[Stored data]
__________
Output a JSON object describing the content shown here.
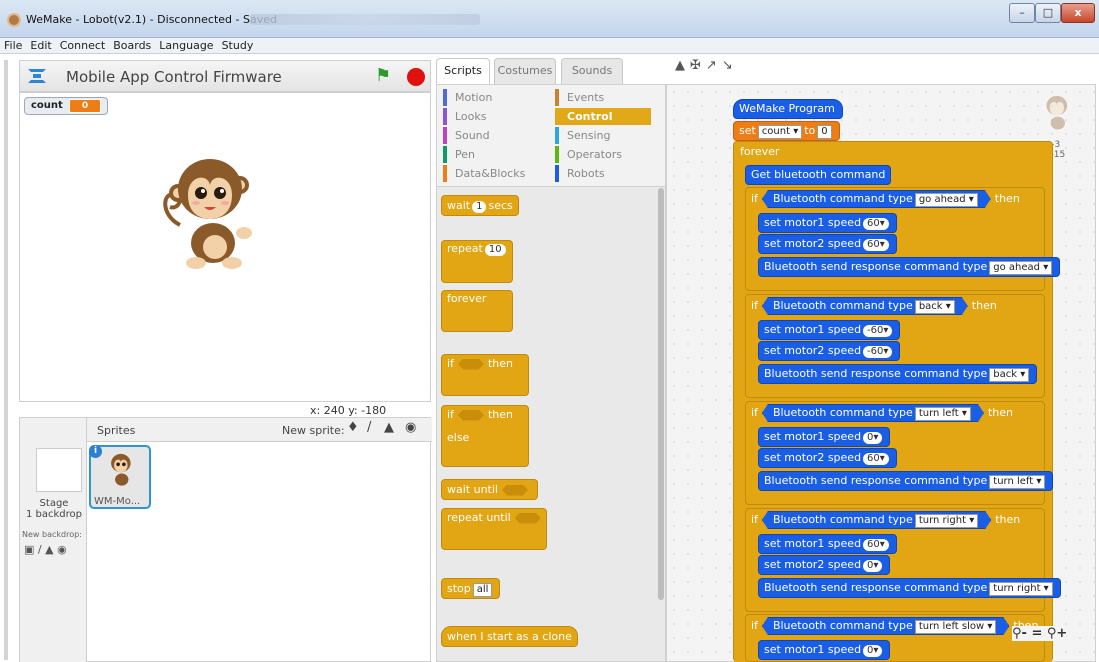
{
  "window": {
    "title": "WeMake - Lobot(v2.1) - Disconnected - Saved"
  },
  "menu": [
    "File",
    "Edit",
    "Connect",
    "Boards",
    "Language",
    "Study"
  ],
  "stage": {
    "project_title": "Mobile App Control Firmware",
    "monitor_label": "count",
    "monitor_value": "0",
    "coords": "x: 240  y: -180"
  },
  "sprites": {
    "label": "Sprites",
    "new_sprite_label": "New sprite:",
    "stage_name": "Stage",
    "stage_backdrops": "1 backdrop",
    "new_backdrop_label": "New backdrop:",
    "sprite_name": "WM-Mo..."
  },
  "tabs": {
    "scripts": "Scripts",
    "costumes": "Costumes",
    "sounds": "Sounds"
  },
  "categories": {
    "left": [
      {
        "label": "Motion",
        "color": "#4a6cd4"
      },
      {
        "label": "Looks",
        "color": "#8a55d7"
      },
      {
        "label": "Sound",
        "color": "#bb42c3"
      },
      {
        "label": "Pen",
        "color": "#0e9a6c"
      },
      {
        "label": "Data&Blocks",
        "color": "#ee7d16"
      }
    ],
    "right": [
      {
        "label": "Events",
        "color": "#c88330"
      },
      {
        "label": "Control",
        "color": "#e1a91a"
      },
      {
        "label": "Sensing",
        "color": "#2ca5e2"
      },
      {
        "label": "Operators",
        "color": "#5cb712"
      },
      {
        "label": "Robots",
        "color": "#1b5ee6"
      }
    ]
  },
  "palette": {
    "wait": "wait",
    "wait_num": "1",
    "secs": "secs",
    "repeat": "repeat",
    "repeat_num": "10",
    "forever": "forever",
    "if": "if",
    "then": "then",
    "else": "else",
    "wait_until": "wait until",
    "repeat_until": "repeat until",
    "stop": "stop",
    "stop_opt": "all",
    "clone": "when I start as a clone"
  },
  "script": {
    "hat": "WeMake Program",
    "set": "set",
    "var": "count",
    "to": "to",
    "set_val": "0",
    "forever": "forever",
    "get_bt": "Get bluetooth command",
    "if": "if",
    "then": "then",
    "bt_type": "Bluetooth command type",
    "m1": "set motor1 speed",
    "m2": "set motor2 speed",
    "resp": "Bluetooth send response command type",
    "groups": [
      {
        "cmd": "go ahead",
        "s1": "60",
        "s2": "60"
      },
      {
        "cmd": "back",
        "s1": "-60",
        "s2": "-60"
      },
      {
        "cmd": "turn left",
        "s1": "0",
        "s2": "60"
      },
      {
        "cmd": "turn right",
        "s1": "60",
        "s2": "0"
      },
      {
        "cmd": "turn left slow",
        "s1": "0"
      }
    ],
    "sprite_x": "x: -3",
    "sprite_y": "y: -15"
  }
}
__________
WRITTEN TASK:
Print the listing above in full, exactly as written. Omit any pictures.

EXERCISE OUTPUT:
Output a JSON object describing the content shown here.
{
  "window": {
    "title": "WeMake - Lobot(v2.1) - Disconnected - Saved"
  },
  "menu": [
    "File",
    "Edit",
    "Connect",
    "Boards",
    "Language",
    "Study"
  ],
  "stage": {
    "project_title": "Mobile App Control Firmware",
    "monitor_label": "count",
    "monitor_value": "0",
    "coords": "x: 240  y: -180"
  },
  "sprites": {
    "label": "Sprites",
    "new_sprite_label": "New sprite:",
    "stage_name": "Stage",
    "stage_backdrops": "1 backdrop",
    "new_backdrop_label": "New backdrop:",
    "sprite_name": "WM-Mo..."
  },
  "tabs": {
    "scripts": "Scripts",
    "costumes": "Costumes",
    "sounds": "Sounds"
  },
  "categories": {
    "left": [
      {
        "label": "Motion",
        "color": "#4a6cd4"
      },
      {
        "label": "Looks",
        "color": "#8a55d7"
      },
      {
        "label": "Sound",
        "color": "#bb42c3"
      },
      {
        "label": "Pen",
        "color": "#0e9a6c"
      },
      {
        "label": "Data&Blocks",
        "color": "#ee7d16"
      }
    ],
    "right": [
      {
        "label": "Events",
        "color": "#c88330"
      },
      {
        "label": "Control",
        "color": "#e1a91a"
      },
      {
        "label": "Sensing",
        "color": "#2ca5e2"
      },
      {
        "label": "Operators",
        "color": "#5cb712"
      },
      {
        "label": "Robots",
        "color": "#1b5ee6"
      }
    ]
  },
  "palette": {
    "wait": "wait",
    "wait_num": "1",
    "secs": "secs",
    "repeat": "repeat",
    "repeat_num": "10",
    "forever": "forever",
    "if": "if",
    "then": "then",
    "else": "else",
    "wait_until": "wait until",
    "repeat_until": "repeat until",
    "stop": "stop",
    "stop_opt": "all",
    "clone": "when I start as a clone"
  },
  "script": {
    "hat": "WeMake Program",
    "set": "set",
    "var": "count",
    "to": "to",
    "set_val": "0",
    "forever": "forever",
    "get_bt": "Get bluetooth command",
    "if": "if",
    "then": "then",
    "bt_type": "Bluetooth command type",
    "m1": "set motor1 speed",
    "m2": "set motor2 speed",
    "resp": "Bluetooth send response command type",
    "groups": [
      {
        "cmd": "go ahead",
        "s1": "60",
        "s2": "60"
      },
      {
        "cmd": "back",
        "s1": "-60",
        "s2": "-60"
      },
      {
        "cmd": "turn left",
        "s1": "0",
        "s2": "60"
      },
      {
        "cmd": "turn right",
        "s1": "60",
        "s2": "0"
      },
      {
        "cmd": "turn left slow",
        "s1": "0"
      }
    ],
    "sprite_x": "x: -3",
    "sprite_y": "y: -15"
  }
}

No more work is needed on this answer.